**Aim**
Select all lines with the string "this" in them, and copy those lines.

**Stored rows**
## BEGIN

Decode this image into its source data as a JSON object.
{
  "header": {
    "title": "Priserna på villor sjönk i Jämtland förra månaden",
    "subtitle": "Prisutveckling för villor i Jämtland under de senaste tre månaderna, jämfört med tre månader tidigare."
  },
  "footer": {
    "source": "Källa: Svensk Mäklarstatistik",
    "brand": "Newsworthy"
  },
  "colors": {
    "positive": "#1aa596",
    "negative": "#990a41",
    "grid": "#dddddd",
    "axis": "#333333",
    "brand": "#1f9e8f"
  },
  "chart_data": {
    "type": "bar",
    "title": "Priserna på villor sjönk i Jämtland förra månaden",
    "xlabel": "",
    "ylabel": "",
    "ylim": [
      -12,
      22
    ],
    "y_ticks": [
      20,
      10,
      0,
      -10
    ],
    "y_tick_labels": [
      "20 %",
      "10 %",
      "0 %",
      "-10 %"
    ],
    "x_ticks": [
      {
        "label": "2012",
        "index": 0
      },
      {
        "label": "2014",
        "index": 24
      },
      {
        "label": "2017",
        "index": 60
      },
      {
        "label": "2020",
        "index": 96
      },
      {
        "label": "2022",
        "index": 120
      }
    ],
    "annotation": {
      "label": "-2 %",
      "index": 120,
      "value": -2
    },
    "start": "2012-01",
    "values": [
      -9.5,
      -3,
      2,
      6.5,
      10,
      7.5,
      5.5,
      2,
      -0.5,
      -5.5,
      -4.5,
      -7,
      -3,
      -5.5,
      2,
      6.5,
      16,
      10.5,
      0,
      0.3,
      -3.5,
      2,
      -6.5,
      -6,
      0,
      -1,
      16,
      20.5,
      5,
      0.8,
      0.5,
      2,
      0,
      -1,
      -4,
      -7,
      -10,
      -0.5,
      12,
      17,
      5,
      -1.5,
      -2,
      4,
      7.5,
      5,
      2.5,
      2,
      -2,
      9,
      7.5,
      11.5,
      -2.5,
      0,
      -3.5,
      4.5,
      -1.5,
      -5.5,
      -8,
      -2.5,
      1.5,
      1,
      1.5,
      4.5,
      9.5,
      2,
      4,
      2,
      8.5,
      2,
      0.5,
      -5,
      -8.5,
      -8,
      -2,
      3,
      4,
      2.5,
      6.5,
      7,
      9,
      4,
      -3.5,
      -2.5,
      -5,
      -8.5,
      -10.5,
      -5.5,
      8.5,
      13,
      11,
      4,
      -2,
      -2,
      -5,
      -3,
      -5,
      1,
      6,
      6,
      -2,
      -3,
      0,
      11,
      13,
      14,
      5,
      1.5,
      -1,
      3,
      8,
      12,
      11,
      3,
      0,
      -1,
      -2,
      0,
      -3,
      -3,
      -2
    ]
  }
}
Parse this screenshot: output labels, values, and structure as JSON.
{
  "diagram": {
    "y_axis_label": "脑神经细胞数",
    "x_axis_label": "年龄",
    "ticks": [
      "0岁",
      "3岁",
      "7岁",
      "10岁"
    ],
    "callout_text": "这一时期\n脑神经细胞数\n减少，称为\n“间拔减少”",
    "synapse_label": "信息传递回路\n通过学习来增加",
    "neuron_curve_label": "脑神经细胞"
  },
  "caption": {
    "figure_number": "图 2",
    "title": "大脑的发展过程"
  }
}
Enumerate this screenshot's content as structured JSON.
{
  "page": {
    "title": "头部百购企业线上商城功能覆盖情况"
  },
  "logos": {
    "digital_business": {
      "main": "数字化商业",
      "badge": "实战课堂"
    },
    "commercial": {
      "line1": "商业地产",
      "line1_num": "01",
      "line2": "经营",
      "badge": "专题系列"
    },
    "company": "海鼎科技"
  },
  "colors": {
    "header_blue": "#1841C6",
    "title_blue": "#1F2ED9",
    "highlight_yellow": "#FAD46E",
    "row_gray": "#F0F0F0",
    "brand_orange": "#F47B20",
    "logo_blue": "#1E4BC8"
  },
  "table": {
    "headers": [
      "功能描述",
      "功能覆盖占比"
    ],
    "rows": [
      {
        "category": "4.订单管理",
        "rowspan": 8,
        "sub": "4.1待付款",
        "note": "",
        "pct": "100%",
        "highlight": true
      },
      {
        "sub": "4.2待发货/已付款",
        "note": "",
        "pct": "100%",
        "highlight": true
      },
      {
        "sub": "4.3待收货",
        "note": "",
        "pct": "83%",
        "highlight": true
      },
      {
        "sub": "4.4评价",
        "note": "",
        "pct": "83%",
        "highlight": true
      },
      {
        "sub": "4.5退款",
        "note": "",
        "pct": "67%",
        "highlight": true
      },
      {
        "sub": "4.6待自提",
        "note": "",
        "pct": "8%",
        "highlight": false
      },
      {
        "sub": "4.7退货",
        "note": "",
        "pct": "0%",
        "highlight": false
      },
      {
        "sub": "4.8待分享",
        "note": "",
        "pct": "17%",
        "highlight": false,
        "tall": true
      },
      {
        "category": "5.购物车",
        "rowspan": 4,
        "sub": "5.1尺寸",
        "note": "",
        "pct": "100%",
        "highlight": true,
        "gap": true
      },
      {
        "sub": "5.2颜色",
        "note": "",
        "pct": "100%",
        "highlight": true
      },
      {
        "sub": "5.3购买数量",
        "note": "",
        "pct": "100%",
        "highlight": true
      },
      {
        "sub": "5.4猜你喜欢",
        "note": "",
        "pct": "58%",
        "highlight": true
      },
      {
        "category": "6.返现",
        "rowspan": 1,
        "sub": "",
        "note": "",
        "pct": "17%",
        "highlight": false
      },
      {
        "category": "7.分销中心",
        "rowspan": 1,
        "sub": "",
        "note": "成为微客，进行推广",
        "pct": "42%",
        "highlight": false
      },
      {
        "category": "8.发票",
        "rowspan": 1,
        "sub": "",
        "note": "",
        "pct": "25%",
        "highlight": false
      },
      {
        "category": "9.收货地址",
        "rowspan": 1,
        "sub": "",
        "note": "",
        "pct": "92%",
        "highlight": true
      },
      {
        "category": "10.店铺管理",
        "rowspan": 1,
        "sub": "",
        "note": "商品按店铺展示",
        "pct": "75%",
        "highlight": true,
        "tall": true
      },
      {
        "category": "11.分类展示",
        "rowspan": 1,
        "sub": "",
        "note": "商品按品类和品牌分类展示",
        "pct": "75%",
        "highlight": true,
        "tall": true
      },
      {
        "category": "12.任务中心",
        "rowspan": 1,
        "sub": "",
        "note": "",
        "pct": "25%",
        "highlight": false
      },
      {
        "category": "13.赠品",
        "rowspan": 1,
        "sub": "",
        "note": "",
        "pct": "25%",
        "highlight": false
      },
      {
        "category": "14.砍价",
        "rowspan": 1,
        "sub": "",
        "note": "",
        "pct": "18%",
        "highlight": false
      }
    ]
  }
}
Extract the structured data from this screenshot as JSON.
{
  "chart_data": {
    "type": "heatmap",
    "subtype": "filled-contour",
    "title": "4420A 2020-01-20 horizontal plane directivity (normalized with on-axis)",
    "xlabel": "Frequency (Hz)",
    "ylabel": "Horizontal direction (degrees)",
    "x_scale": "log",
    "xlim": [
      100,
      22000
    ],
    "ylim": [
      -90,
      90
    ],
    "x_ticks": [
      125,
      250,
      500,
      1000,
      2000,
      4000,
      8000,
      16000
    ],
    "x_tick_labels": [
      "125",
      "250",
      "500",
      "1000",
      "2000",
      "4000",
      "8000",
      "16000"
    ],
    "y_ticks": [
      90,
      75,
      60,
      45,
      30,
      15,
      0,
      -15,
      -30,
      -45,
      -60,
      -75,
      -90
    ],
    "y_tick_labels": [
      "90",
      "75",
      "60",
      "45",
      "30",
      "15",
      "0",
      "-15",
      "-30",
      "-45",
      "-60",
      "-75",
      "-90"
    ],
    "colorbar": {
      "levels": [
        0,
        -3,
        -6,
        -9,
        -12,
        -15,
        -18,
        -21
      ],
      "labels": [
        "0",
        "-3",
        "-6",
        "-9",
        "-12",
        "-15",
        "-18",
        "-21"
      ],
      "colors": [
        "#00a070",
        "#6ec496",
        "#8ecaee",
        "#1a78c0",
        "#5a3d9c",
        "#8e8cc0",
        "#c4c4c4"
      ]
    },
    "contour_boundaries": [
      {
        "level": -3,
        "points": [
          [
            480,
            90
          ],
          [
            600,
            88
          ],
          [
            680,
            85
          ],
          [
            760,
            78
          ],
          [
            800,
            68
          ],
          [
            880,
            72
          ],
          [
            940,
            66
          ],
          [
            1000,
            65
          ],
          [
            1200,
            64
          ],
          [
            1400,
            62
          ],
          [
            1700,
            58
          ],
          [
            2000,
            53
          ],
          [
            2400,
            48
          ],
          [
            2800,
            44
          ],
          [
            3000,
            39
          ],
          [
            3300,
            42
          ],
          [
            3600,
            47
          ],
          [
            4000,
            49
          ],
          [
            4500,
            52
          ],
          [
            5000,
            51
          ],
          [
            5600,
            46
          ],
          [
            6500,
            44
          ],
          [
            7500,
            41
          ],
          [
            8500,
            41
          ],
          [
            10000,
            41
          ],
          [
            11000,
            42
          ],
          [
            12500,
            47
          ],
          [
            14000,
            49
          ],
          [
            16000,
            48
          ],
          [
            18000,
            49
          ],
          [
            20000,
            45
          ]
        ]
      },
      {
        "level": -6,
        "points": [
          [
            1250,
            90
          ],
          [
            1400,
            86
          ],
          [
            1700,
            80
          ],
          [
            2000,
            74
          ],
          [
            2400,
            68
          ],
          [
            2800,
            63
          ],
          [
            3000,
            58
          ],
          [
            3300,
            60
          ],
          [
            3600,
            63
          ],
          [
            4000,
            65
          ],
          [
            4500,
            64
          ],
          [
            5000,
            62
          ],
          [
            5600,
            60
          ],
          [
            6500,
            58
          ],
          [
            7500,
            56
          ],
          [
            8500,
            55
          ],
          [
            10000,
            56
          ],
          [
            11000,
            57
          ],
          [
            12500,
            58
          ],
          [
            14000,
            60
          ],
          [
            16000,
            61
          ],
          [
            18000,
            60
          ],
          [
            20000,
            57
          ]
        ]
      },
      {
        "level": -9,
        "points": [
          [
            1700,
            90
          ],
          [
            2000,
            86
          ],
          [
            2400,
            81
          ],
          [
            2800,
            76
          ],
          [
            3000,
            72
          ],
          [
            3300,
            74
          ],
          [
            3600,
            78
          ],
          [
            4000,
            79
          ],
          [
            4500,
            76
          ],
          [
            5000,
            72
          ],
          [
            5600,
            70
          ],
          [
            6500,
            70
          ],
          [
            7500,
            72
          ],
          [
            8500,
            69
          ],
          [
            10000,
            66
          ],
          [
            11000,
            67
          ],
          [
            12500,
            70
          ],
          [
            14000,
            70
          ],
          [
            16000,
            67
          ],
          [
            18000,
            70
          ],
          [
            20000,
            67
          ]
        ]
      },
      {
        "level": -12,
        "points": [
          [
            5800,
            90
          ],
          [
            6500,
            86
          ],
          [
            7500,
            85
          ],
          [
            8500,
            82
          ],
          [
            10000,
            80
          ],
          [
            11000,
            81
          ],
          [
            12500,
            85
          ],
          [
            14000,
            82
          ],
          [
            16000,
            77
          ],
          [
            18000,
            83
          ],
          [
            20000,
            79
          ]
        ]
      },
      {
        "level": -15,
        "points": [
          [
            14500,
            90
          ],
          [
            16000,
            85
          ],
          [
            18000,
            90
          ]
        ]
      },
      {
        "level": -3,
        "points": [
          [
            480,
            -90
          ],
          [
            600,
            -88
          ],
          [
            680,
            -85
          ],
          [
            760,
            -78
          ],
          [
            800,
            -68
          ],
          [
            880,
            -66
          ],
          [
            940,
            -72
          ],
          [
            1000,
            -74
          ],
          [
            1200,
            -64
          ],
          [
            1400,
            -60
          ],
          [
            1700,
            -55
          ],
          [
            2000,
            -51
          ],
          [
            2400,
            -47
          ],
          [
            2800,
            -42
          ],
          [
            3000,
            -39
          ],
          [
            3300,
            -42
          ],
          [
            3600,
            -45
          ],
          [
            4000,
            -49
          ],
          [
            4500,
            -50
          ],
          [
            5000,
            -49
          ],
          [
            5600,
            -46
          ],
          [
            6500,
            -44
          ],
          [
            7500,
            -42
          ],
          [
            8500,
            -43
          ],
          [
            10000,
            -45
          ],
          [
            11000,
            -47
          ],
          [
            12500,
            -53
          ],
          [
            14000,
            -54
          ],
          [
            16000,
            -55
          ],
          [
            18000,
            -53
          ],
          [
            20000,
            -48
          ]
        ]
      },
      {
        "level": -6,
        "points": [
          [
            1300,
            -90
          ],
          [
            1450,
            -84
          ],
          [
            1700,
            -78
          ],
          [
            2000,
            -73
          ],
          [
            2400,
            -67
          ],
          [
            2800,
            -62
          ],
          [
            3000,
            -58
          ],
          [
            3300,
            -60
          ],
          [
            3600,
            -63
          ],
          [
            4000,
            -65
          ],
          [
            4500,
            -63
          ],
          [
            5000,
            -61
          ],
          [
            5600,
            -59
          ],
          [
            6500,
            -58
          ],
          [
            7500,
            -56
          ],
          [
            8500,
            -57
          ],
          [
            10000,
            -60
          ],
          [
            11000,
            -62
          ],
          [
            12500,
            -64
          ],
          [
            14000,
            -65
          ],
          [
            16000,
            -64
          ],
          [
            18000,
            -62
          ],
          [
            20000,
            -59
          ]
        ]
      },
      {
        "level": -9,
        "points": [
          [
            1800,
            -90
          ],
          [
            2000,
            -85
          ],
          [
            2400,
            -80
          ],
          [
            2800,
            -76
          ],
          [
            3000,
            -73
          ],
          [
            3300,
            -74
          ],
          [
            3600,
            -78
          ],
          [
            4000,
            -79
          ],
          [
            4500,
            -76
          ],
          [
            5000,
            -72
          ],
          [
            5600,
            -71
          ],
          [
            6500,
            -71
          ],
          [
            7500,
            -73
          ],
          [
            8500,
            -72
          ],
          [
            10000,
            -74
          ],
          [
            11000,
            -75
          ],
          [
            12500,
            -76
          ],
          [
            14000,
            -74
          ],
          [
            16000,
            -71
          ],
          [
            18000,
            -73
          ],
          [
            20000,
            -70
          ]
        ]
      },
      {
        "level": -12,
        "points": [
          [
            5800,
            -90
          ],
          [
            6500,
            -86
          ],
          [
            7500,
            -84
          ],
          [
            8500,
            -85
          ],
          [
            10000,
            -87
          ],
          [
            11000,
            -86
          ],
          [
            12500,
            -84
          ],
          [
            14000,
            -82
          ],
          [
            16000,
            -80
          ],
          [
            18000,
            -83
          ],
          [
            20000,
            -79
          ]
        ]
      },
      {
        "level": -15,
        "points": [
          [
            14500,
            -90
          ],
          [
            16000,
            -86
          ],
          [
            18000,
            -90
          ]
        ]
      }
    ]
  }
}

## END

**Expected answer**
Decode this image into its source data as a JSON object.
Parse this screenshot: output labels, values, and structure as JSON.
Enumerate this screenshot's content as structured JSON.
Extract the structured data from this screenshot as JSON.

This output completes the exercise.